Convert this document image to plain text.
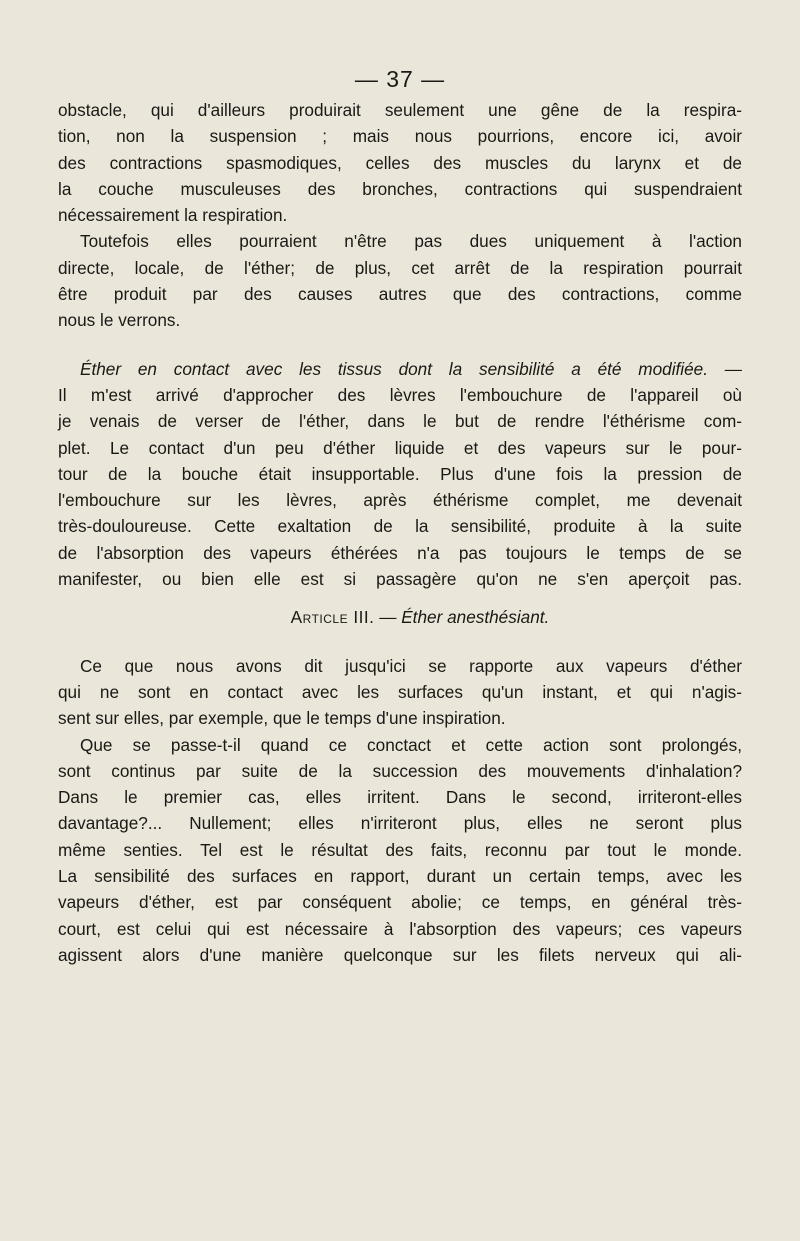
— 37 —
obstacle, qui d'ailleurs produirait seulement une gêne de la respira-
tion, non la suspension ; mais nous pourrions, encore ici, avoir
des contractions spasmodiques, celles des muscles du larynx et de
la couche musculeuses des bronches, contractions qui suspendraient
nécessairement la respiration.
Toutefois elles pourraient n'être pas dues uniquement à l'action
directe, locale, de l'éther; de plus, cet arrêt de la respiration pourrait
être produit par des causes autres que des contractions, comme
nous le verrons.
Éther en contact avec les tissus dont la sensibilité a été modifiée. —
Il m'est arrivé d'approcher des lèvres l'embouchure de l'appareil où
je venais de verser de l'éther, dans le but de rendre l'éthérisme com-
plet. Le contact d'un peu d'éther liquide et des vapeurs sur le pour-
tour de la bouche était insupportable. Plus d'une fois la pression de
l'embouchure sur les lèvres, après éthérisme complet, me devenait
très-douloureuse. Cette exaltation de la sensibilité, produite à la suite
de l'absorption des vapeurs éthérées n'a pas toujours le temps de se
manifester, ou bien elle est si passagère qu'on ne s'en aperçoit pas.
Article III. — Éther anesthésiant.
Ce que nous avons dit jusqu'ici se rapporte aux vapeurs d'éther
qui ne sont en contact avec les surfaces qu'un instant, et qui n'agis-
sent sur elles, par exemple, que le temps d'une inspiration.
Que se passe-t-il quand ce conctact et cette action sont prolongés,
sont continus par suite de la succession des mouvements d'inhalation?
Dans le premier cas, elles irritent. Dans le second, irriteront-elles
davantage?... Nullement; elles n'irriteront plus, elles ne seront plus
même senties. Tel est le résultat des faits, reconnu par tout le monde.
La sensibilité des surfaces en rapport, durant un certain temps, avec les
vapeurs d'éther, est par conséquent abolie; ce temps, en général très-
court, est celui qui est nécessaire à l'absorption des vapeurs; ces vapeurs
agissent alors d'une manière quelconque sur les filets nerveux qui ali-
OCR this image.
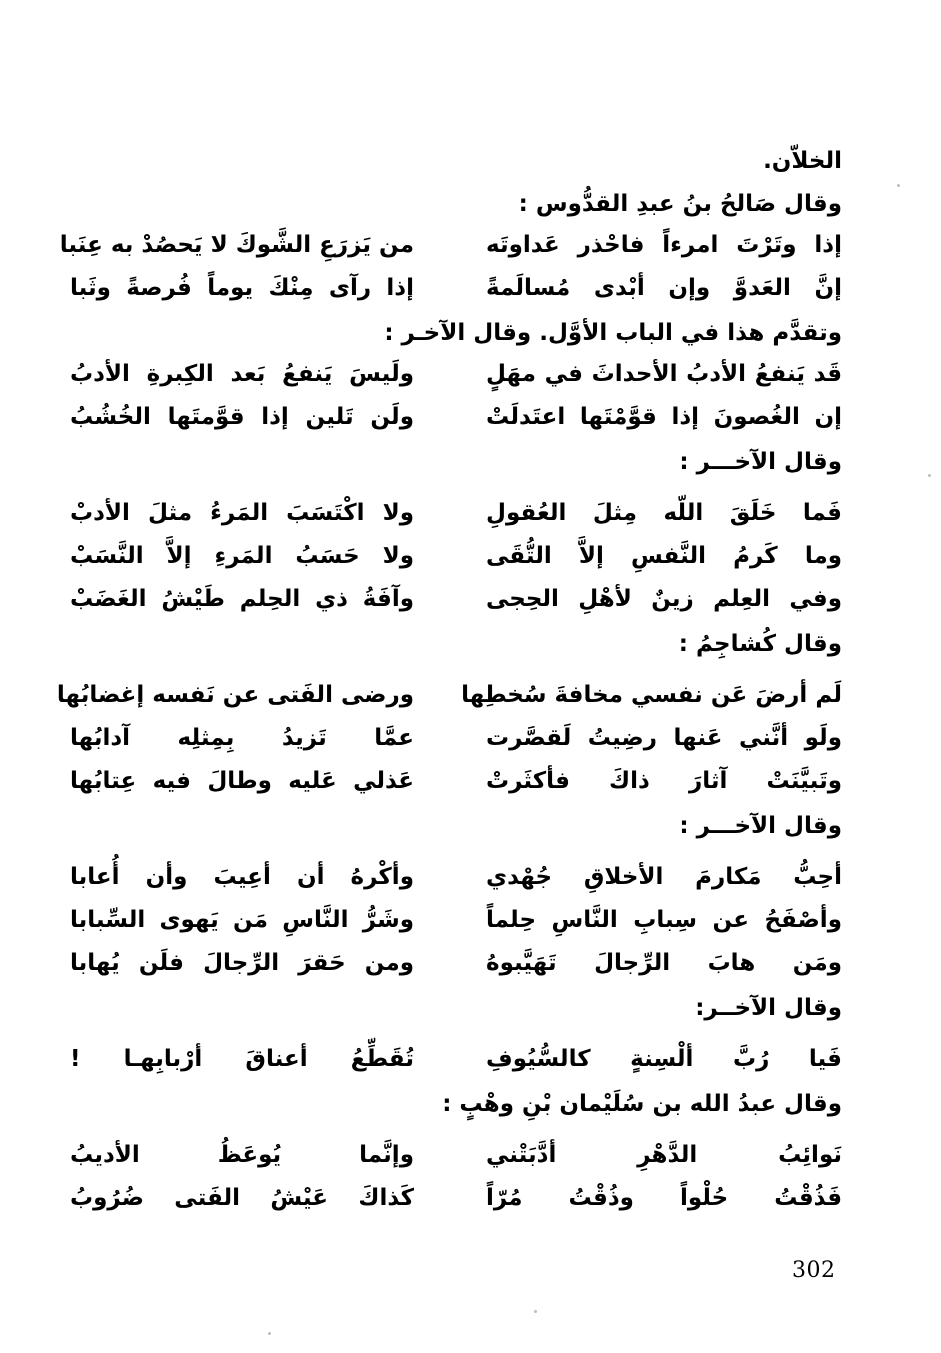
الخلاّن.
وقال صَالحُ بنُ عبدِ القدُّوس :
إذا وتَرْتَ امرءاً فاحْذر عَداوتَه
من يَزرَعِ الشَّوكَ لا يَحصُدْ به عِنَبا
إنَّ العَدوَّ وإن أبْدى مُسالَمةً
إذا رآى مِنْكَ يوماً فُرصةً وثَبا
وتقدَّم هذا في الباب الأوَّل. وقال الآخـر :
قَد يَنفعُ الأدبُ الأحداثَ في مهَلٍ
ولَيسَ يَنفعُ بَعد الكِبرةِ الأدبُ
إن الغُصونَ إذا قوَّمْتَها اعتَدلَتْ
ولَن تَلين إذا قوَّمتَها الخُشُبُ
وقال الآخـــر :
فَما خَلَقَ اللّه مِثلَ العُقولِ
ولا اكْتَسَبَ المَرءُ مثلَ الأدبْ
وما كَرمُ النَّفسِ إلاَّ التُّقَى
ولا حَسَبُ المَرءِ إلاَّ النَّسَبْ
وفي العِلم زينٌ لأهْلِ الحِجى
وآفَةُ ذي الحِلم طَيْشُ الغَضَبْ
وقال كُشاجِمُ :
لَم أرضَ عَن نفسي مخافةَ سُخطِها
ورضى الفَتى عن نَفسه إغضابُها
ولَو أنَّني عَنها رضِيتُ لَقصَّرت
عمَّا تَزيدُ بِمِثلِه آدابُها
وتَبيَّنَتْ آثارَ ذاكَ فأكثَرتْ
عَذلي عَليه وطالَ فيه عِتابُها
وقال الآخـــر :
أحِبُّ مَكارمَ الأخلاقِ جُهْدي
وأكْرهُ أن أعِيبَ وأن أُعابا
وأصْفَحُ عن سِبابِ النَّاسِ حِلماً
وشَرُّ النَّاسِ مَن يَهوى السِّبابا
ومَن هابَ الرِّجالَ تَهَيَّبوهُ
ومن حَقرَ الرِّجالَ فلَن يُهابا
وقال الآخــر:
فَيا رُبَّ ألْسِنةٍ كالسُّيُوفِ
تُقَطِّعُ أعناقَ أرْبابِهـا !
وقال عبدُ الله بن سُلَيْمان بْنِ وهْبٍ :
نَوائِبُ الدَّهْرِ أدَّبَتْني
وإنَّما يُوعَظُ الأديبُ
فَذُقْتُ حُلْواً وذُقْتُ مُرّاً
كَذاكَ عَيْشُ الفَتى ضُرُوبُ
302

........

Copy out every line in the entries above that holds "embouchure".

# [Response to this exercise]
Il m'est arrivé d'approcher des lèvres l'embouchure de l'appareil où
l'embouchure sur les lèvres, après éthérisme complet, me devenait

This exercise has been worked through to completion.